# Record list start

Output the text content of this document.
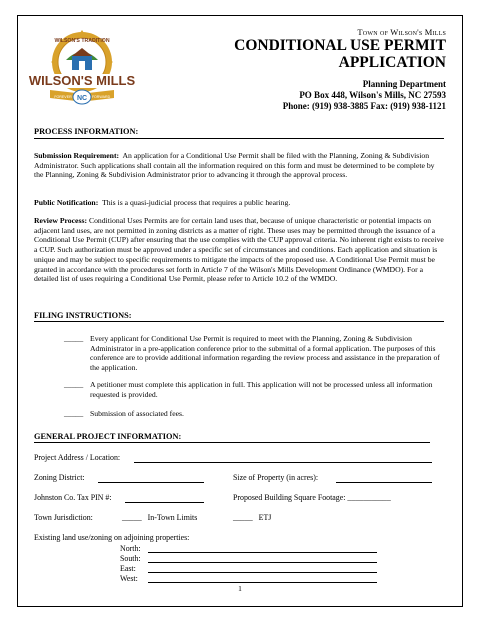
WILSON'S TRADITION
WILSON'S MILLS
NC
FOREVER	FORWARD
Town of Wilson's Mills
CONDITIONAL USE PERMIT
APPLICATION
Planning Department
PO Box 448, Wilson's Mills, NC 27593
Phone: (919) 938-3885 Fax: (919) 938-1121
PROCESS INFORMATION:
Submission Requirement: An application for a Conditional Use Permit shall be filed with the Planning, Zoning & Subdivision Administrator. Such applications shall contain all the information required on this form and must be determined to be complete by the Planning, Zoning & Subdivision Administrator prior to advancing it through the approval process.
Public Notification: This is a quasi-judicial process that requires a public hearing.
Review Process: Conditional Uses Permits are for certain land uses that, because of unique characteristic or potential impacts on adjacent land uses, are not permitted in zoning districts as a matter of right. These uses may be permitted through the issuance of a Conditional Use Permit (CUP) after ensuring that the use complies with the CUP approval criteria. No inherent right exists to receive a CUP. Such authorization must be approved under a specific set of circumstances and conditions. Each application and situation is unique and may be subject to specific requirements to mitigate the impacts of the proposed use. A Conditional Use Permit must be granted in accordance with the procedures set forth in Article 7 of the Wilson's Mills Development Ordinance (WMDO). For a detailed list of uses requiring a Conditional Use Permit, please refer to Article 10.2 of the WMDO.
FILING INSTRUCTIONS:
_____ Every applicant for Conditional Use Permit is required to meet with the Planning, Zoning & Subdivision Administrator in a pre-application conference prior to the submittal of a formal application. The purposes of this conference are to provide additional information regarding the review process and assistance in the preparation of the application.
_____ A petitioner must complete this application in full. This application will not be processed unless all information requested is provided.
_____ Submission of associated fees.
GENERAL PROJECT INFORMATION:
Project Address / Location:
Zoning District:	Size of Property (in acres):
Johnston Co. Tax PIN #:	Proposed Building Square Footage: ___________
Town Jurisdiction:	_____ In-Town Limits	_____ ETJ
Existing land use/zoning on adjoining properties:
North:
South:
East:
West:
1
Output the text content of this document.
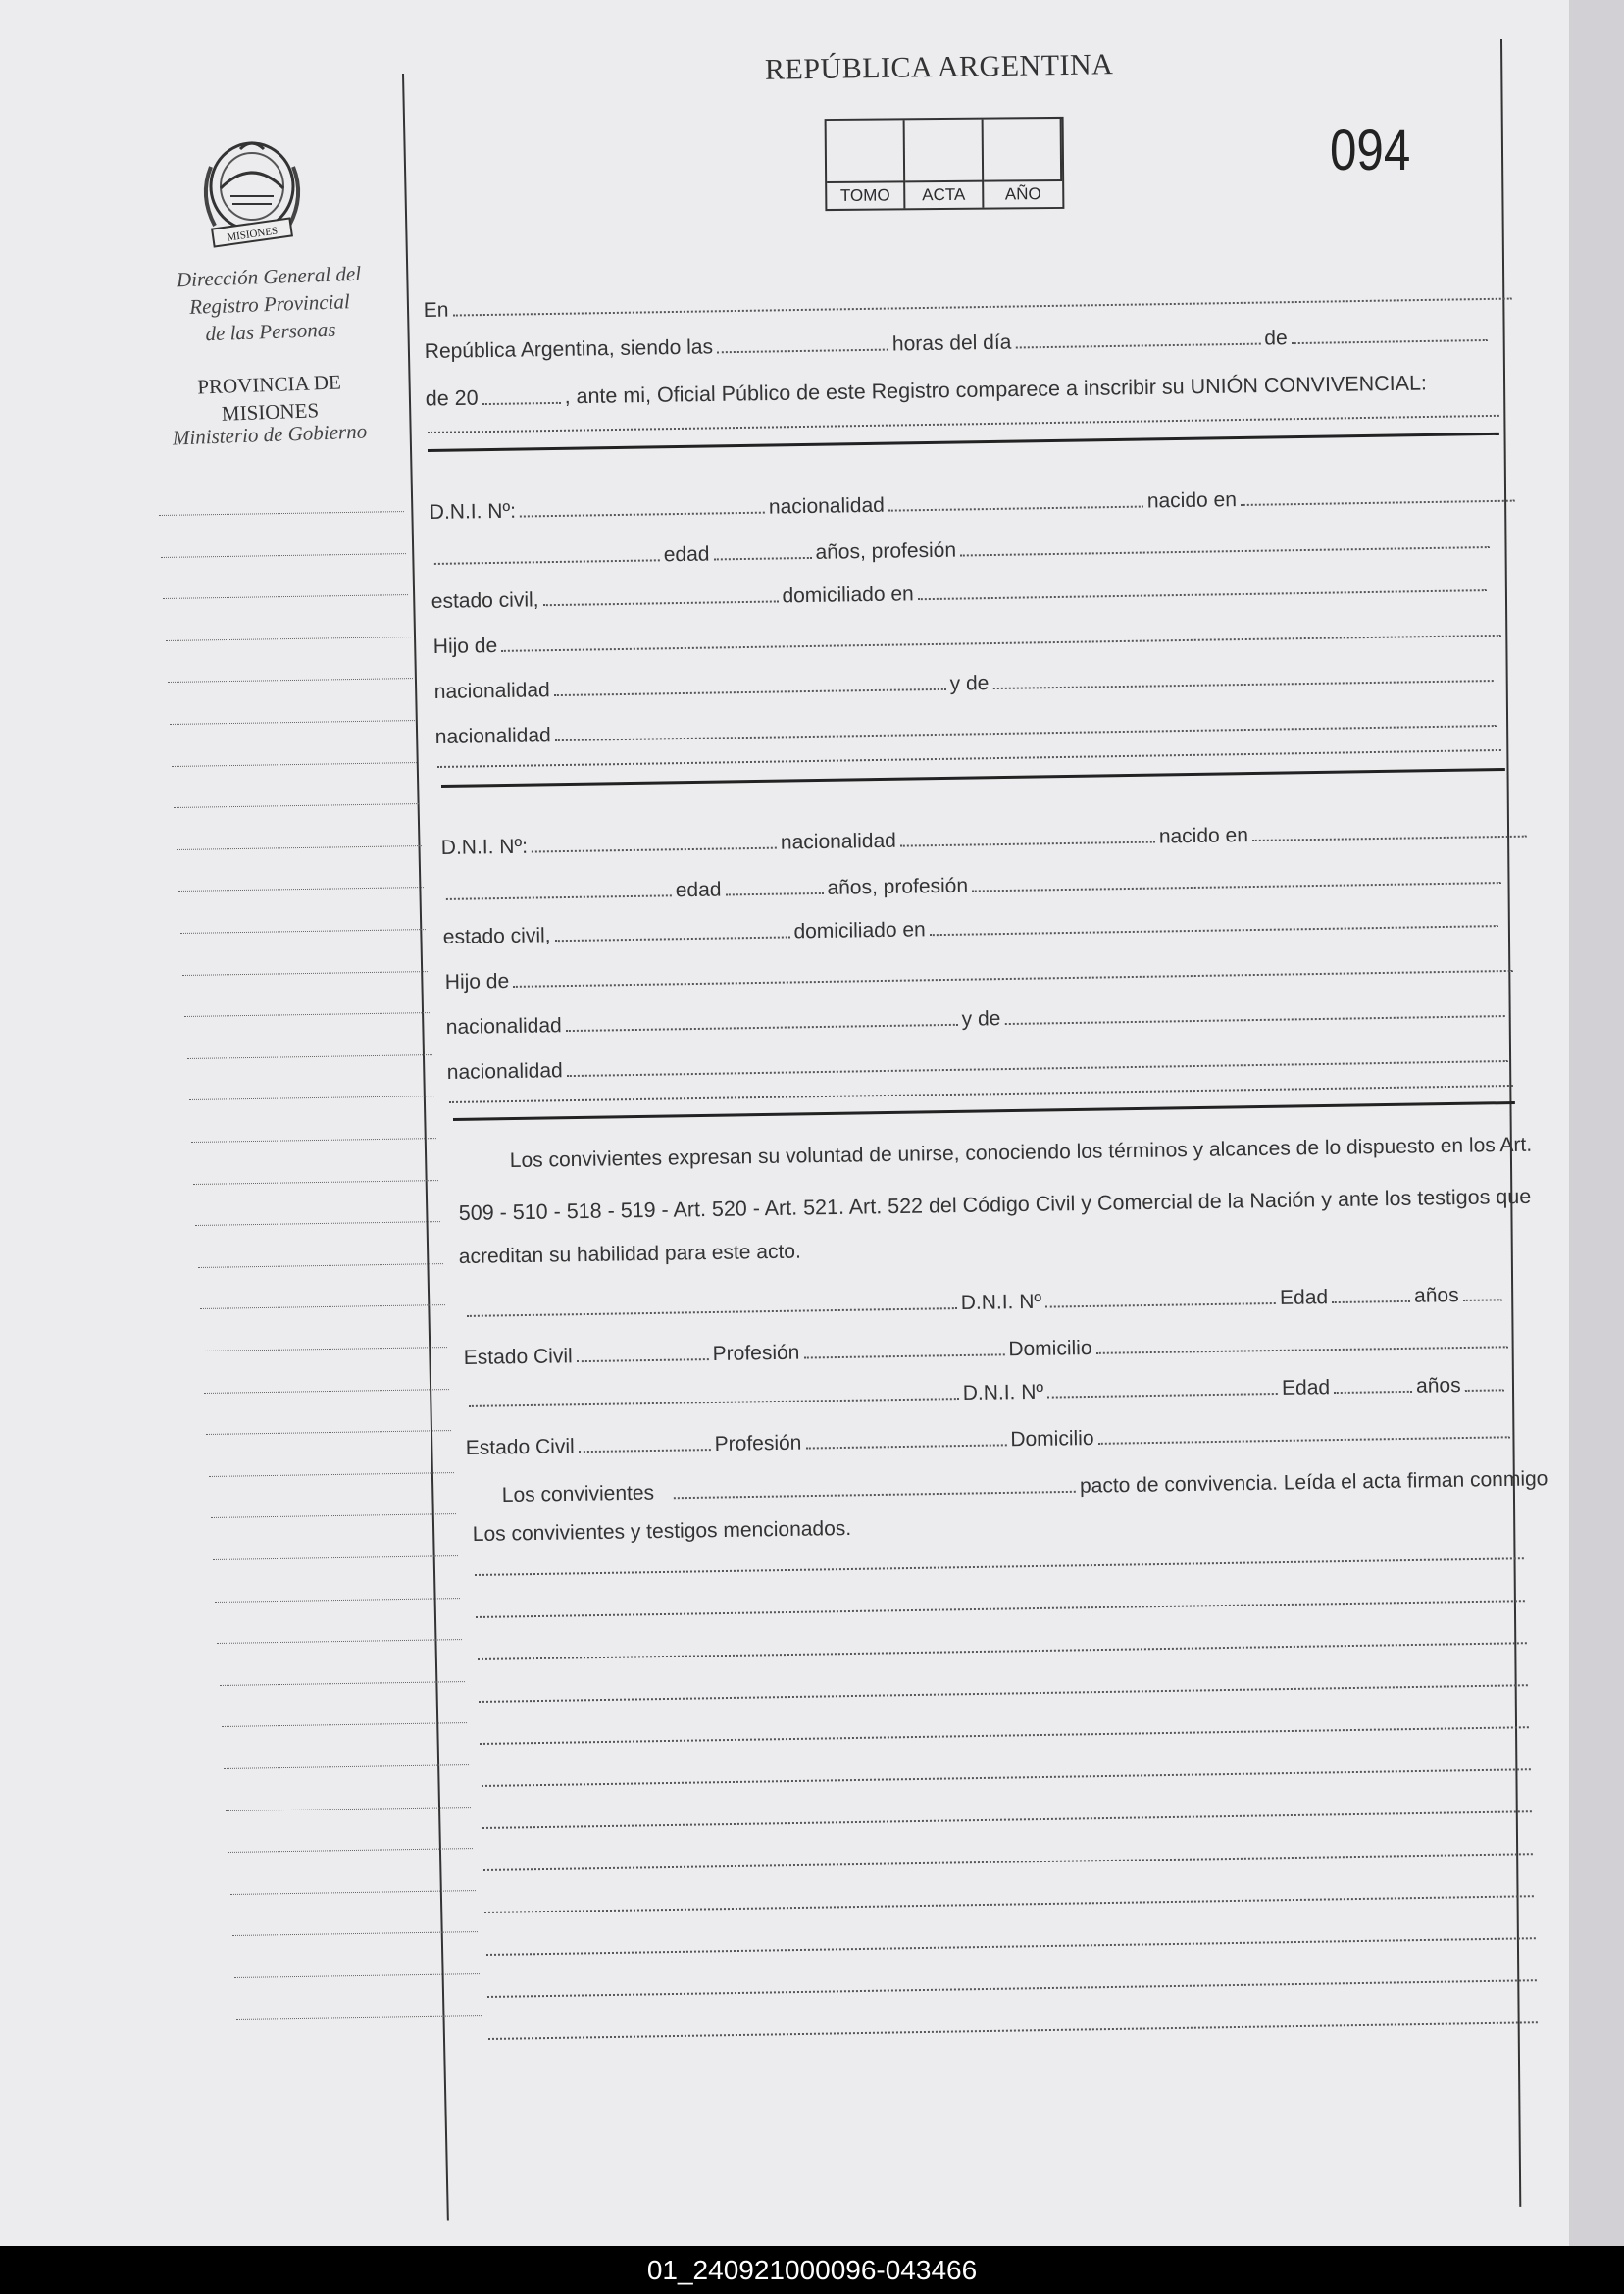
MISIONES
Dirección General del
Registro Provincial
de las Personas
PROVINCIA DE
MISIONES
Ministerio de Gobierno
REPÚBLICA ARGENTINA
TOMO	ACTA	AÑO
094
En
República Argentina, siendo las	horas del día	de
de 20	, ante mi, Oficial Público de este Registro comparece a inscribir su UNIÓN CONVIVENCIAL:
D.N.I. Nº:	nacionalidad	nacido en
edad	años, profesión
estado civil,	domiciliado en
Hijo de
nacionalidad	y de
nacionalidad
D.N.I. Nº:	nacionalidad	nacido en
edad	años, profesión
estado civil,	domiciliado en
Hijo de
nacionalidad	y de
nacionalidad
Los convivientes expresan su voluntad de unirse, conociendo los términos y alcances de lo dispuesto en los Art.
509 - 510 - 518 - 519 - Art. 520 - Art. 521. Art. 522 del Código Civil y Comercial de la Nación y ante los testigos que
acreditan su habilidad para este acto.
D.N.I. Nº	Edad	años
Estado Civil	Profesión	Domicilio
D.N.I. Nº	Edad	años
Estado Civil	Profesión	Domicilio
Los convivientes	pacto de convivencia. Leída el acta firman conmigo
Los convivientes y testigos mencionados.
01_240921000096-043466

# Record list end

> _Brief_
Find the string "land" in the listing and return every line that holds it.

> _Exercise solution_
Review Process: Conditional Uses Permits are for certain land uses that, because of unique characteristic or potential impacts on adjacent land uses, are not permitted in zoning districts as a matter of right. These uses may be permitted through the issuance of a Conditional Use Permit (CUP) after ensuring that the use complies with the CUP approval criteria. No inherent right exists to receive a CUP. Such authorization must be approved under a specific set of circumstances and conditions. Each application and situation is unique and may be subject to specific requirements to mitigate the impacts of the proposed use. A Conditional Use Permit must be granted in accordance with the procedures set forth in Article 7 of the Wilson's Mills Development Ordinance (WMDO). For a detailed list of uses requiring a Conditional Use Permit, please refer to Article 10.2 of the WMDO.
Existing land use/zoning on adjoining properties:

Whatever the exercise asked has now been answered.